TRECHO FORNECIDO:
Esta exigência para que se conceda o provimento da Tutela Antecipada se justifica ao se analisar os pormenores do instituto. Neste provimento se antecipa o próprio, por isso não é neutro em relação à lide. Ademais sua finalidade é assegurar, desde logo, o gozo do direito, antes que o tempo venha corroê-lo, reduzindo sua utilidade ou seu valor.
Sérgio Bermudes leciona que:
“É indispensável a prova inequívoca, evidente, manifesta da alegação do autor, com intensidade para convencer o juiz de que a alegação, ou alegações, são verossímeis, isto é, que pareçam verdadeiras. Acentuando a necessidade de prova inequívoca, suscetível de convencer da verossimilhança, a lei limita o arbítrio do juiz, que se haverá de guiar pela realidade objetivamente demonstrada no processo, tanto assim que o §1º exige que, na decisão, o juiz indique as razões do seu convencimento, de modo claro e preciso.”[58] (destacou-se)
A leitura do professor citado nos indica que há entre o requisito da prova inequívoca e o da verossimilhança da alegação ligação estável. Há um ligação que permite ao julgador, mesmo em sede de cognição sumária, formar seu convencimento dentro de um contexto onde a probabilidade é, em sua essência, resguardada. A Tutela Antecipada assume desta forma configuração de medida dotada de meios capaz de garantir a segurança jurídica.

REGISTROS FORNECIDOS:
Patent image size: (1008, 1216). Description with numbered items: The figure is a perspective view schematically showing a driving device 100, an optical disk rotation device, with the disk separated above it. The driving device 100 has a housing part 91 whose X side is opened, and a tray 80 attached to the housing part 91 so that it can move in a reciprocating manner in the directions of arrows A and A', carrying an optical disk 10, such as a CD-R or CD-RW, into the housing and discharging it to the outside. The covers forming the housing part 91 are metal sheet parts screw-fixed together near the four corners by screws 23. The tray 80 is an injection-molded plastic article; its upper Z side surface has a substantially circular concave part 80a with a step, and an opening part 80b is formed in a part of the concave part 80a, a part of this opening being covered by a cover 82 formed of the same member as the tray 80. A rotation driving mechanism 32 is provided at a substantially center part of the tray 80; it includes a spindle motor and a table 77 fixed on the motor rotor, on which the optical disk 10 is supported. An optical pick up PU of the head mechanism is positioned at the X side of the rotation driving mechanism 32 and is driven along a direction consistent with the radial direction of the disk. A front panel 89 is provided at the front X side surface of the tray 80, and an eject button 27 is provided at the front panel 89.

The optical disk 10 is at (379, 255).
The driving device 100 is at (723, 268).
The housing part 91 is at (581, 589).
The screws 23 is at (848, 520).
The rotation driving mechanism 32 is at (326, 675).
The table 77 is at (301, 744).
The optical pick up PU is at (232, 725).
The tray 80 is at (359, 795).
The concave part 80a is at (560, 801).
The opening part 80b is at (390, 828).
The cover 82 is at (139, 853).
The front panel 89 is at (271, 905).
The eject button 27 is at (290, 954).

LISTA DE TAREFAS:
1) Traduza para o inglês esta frase do trecho sobre a tutela antecipada: "A Tutela Antecipada assume desta forma configuração de medida dotada de meios capaz de garantir a segurança jurídica."
2) Nos registros, reescreva as linhas do começo até a linha que contém "The front panel 89 is at (271, 905).", incluindo essa linha, trocando "perspective view" por "front view" e deixando todo o resto igual.

RESPOSTAS POR TAREFA:
1) Anticipatory Relief thus takes on the configuration of a measure equipped with means capable of guaranteeing legal certainty.

2)
Patent image size: (1008, 1216). Description with numbered items: The figure is a front view schematically showing a driving device 100, an optical disk rotation device, with the disk separated above it. The driving device 100 has a housing part 91 whose X side is opened, and a tray 80 attached to the housing part 91 so that it can move in a reciprocating manner in the directions of arrows A and A', carrying an optical disk 10, such as a CD-R or CD-RW, into the housing and discharging it to the outside. The covers forming the housing part 91 are metal sheet parts screw-fixed together near the four corners by screws 23. The tray 80 is an injection-molded plastic article; its upper Z side surface has a substantially circular concave part 80a with a step, and an opening part 80b is formed in a part of the concave part 80a, a part of this opening being covered by a cover 82 formed of the same member as the tray 80. A rotation driving mechanism 32 is provided at a substantially center part of the tray 80; it includes a spindle motor and a table 77 fixed on the motor rotor, on which the optical disk 10 is supported. An optical pick up PU of the head mechanism is positioned at the X side of the rotation driving mechanism 32 and is driven along a direction consistent with the radial direction of the disk. A front panel 89 is provided at the front X side surface of the tray 80, and an eject button 27 is provided at the front panel 89.

The optical disk 10 is at (379, 255).
The driving device 100 is at (723, 268).
The housing part 91 is at (581, 589).
The screws 23 is at (848, 520).
The rotation driving mechanism 32 is at (326, 675).
The table 77 is at (301, 744).
The optical pick up PU is at (232, 725).
The tray 80 is at (359, 795).
The concave part 80a is at (560, 801).
The opening part 80b is at (390, 828).
The cover 82 is at (139, 853).
The front panel 89 is at (271, 905).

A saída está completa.